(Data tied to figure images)
+++
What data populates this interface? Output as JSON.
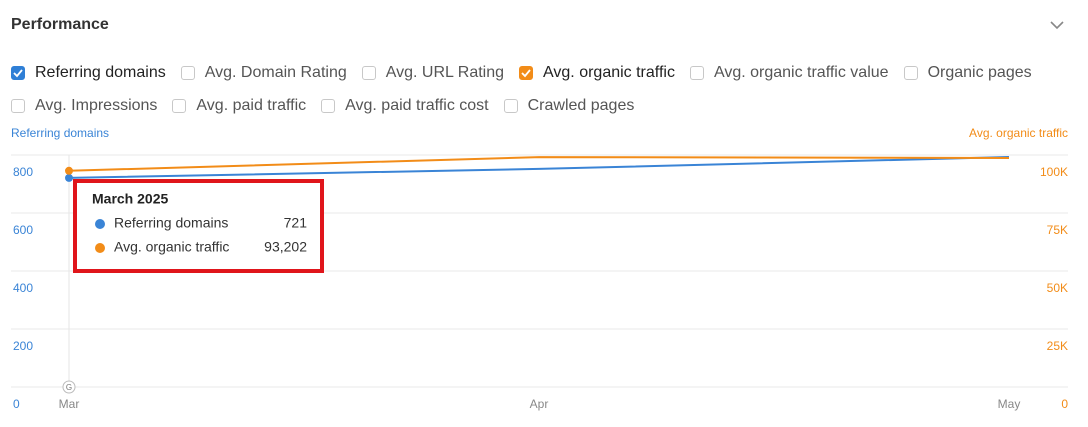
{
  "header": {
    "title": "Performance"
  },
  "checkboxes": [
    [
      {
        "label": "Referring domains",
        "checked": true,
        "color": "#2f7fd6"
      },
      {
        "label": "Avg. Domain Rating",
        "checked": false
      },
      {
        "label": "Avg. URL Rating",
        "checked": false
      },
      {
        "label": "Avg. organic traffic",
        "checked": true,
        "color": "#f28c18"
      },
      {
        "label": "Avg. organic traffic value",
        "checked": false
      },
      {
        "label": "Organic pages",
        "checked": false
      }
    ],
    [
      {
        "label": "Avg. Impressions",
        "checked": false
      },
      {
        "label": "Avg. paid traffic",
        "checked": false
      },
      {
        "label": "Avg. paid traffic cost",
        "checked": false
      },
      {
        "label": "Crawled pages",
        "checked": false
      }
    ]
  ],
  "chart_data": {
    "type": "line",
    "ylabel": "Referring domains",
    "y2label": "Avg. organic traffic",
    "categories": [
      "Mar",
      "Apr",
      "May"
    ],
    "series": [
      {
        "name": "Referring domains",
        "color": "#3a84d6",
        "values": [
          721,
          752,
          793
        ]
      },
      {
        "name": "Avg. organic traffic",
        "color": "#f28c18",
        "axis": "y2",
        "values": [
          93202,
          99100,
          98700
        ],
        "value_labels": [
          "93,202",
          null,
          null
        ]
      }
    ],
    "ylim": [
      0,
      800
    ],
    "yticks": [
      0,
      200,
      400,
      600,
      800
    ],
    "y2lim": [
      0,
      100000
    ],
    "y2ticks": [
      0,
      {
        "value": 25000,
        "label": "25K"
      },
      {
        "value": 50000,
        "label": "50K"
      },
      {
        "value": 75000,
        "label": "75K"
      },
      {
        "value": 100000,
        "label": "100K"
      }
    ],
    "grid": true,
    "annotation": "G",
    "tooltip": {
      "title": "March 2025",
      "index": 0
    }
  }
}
+++
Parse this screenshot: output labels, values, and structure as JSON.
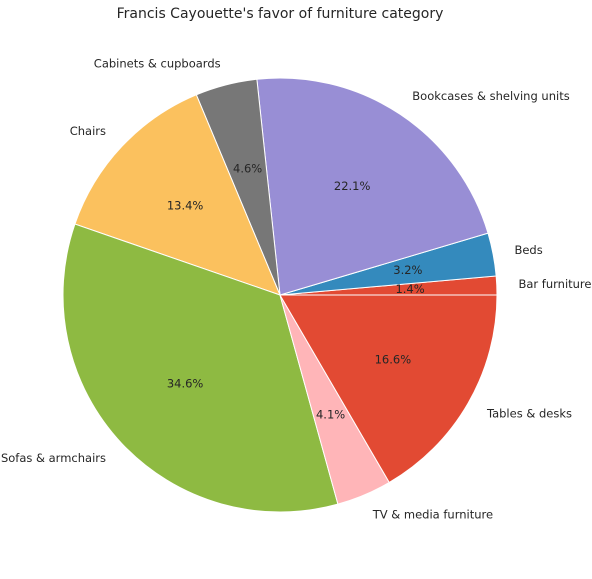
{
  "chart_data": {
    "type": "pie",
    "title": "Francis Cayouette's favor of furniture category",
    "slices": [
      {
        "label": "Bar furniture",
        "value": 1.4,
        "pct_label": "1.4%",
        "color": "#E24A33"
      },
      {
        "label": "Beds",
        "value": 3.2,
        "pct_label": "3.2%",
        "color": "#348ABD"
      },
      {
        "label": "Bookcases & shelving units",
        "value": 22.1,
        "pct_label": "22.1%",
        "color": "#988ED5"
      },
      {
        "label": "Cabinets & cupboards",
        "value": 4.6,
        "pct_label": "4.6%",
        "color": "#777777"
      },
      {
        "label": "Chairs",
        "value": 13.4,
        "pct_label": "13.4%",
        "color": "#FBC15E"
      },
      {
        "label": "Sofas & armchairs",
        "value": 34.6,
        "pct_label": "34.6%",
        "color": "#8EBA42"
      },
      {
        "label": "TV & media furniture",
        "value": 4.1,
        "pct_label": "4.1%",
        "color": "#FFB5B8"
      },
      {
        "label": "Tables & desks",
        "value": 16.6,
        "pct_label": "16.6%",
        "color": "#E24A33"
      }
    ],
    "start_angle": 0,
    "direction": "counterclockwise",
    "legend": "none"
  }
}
+++
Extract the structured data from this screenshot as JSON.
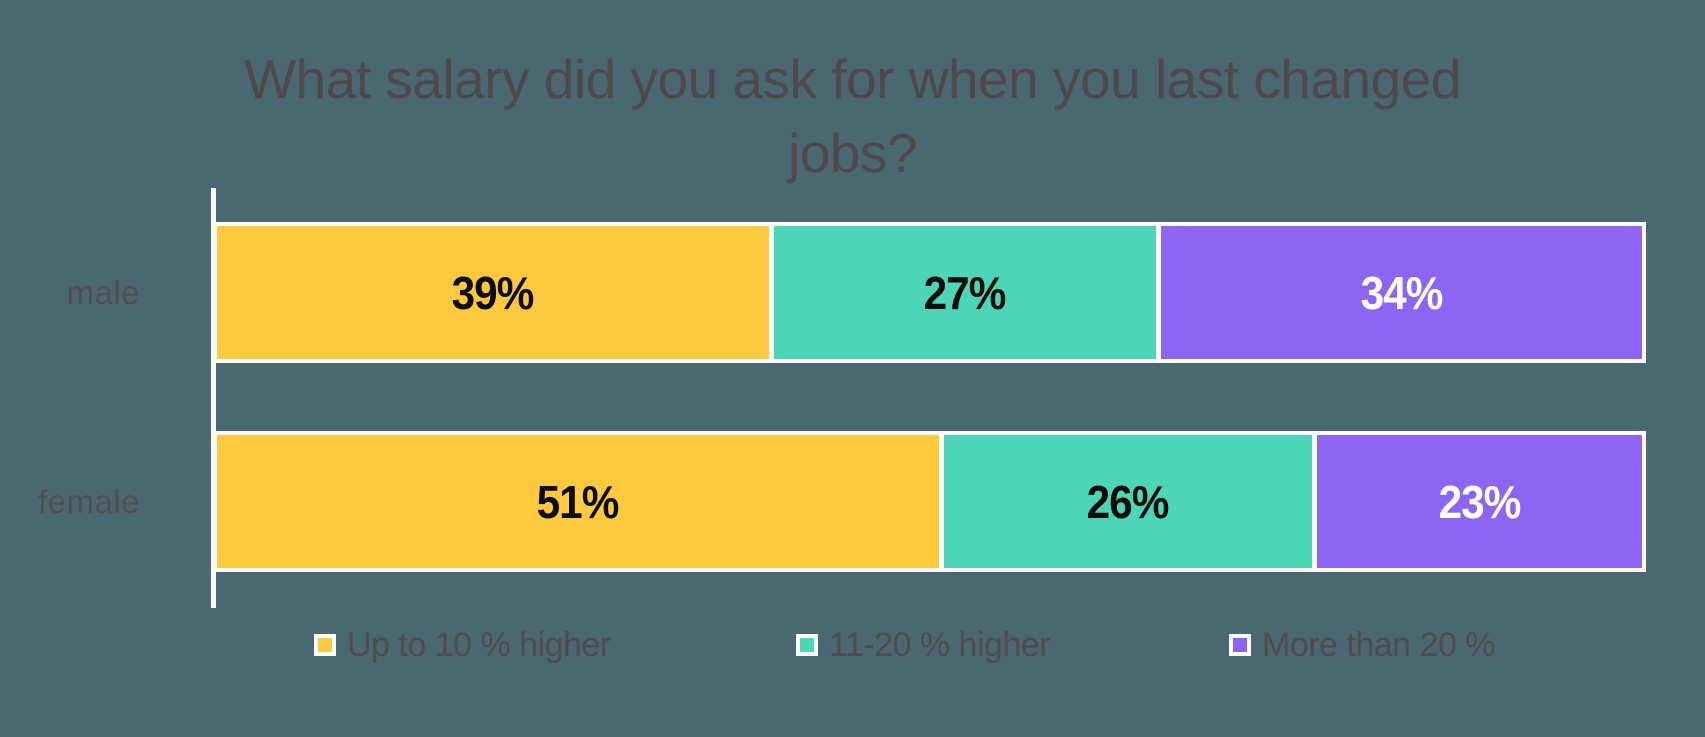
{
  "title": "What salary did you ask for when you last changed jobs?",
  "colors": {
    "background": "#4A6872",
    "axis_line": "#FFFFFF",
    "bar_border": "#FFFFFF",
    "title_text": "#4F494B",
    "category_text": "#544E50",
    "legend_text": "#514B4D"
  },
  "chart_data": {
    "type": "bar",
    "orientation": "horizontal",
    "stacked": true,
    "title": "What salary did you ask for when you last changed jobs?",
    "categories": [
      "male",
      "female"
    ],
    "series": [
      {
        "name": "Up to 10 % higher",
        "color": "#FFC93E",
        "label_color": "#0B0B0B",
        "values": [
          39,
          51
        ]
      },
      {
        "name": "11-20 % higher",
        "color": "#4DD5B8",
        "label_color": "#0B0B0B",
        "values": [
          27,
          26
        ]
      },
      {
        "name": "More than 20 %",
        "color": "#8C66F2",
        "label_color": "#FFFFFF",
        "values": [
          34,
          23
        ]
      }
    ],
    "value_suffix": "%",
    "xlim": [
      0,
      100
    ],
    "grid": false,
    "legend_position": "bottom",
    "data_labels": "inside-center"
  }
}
+++
▸ What is needed
Using the records given above, list every line that includes the word "FFFFFF".

▸ Exercise solution
    "axis_line": "#FFFFFF",
    "bar_border": "#FFFFFF",
        "label_color": "#FFFFFF",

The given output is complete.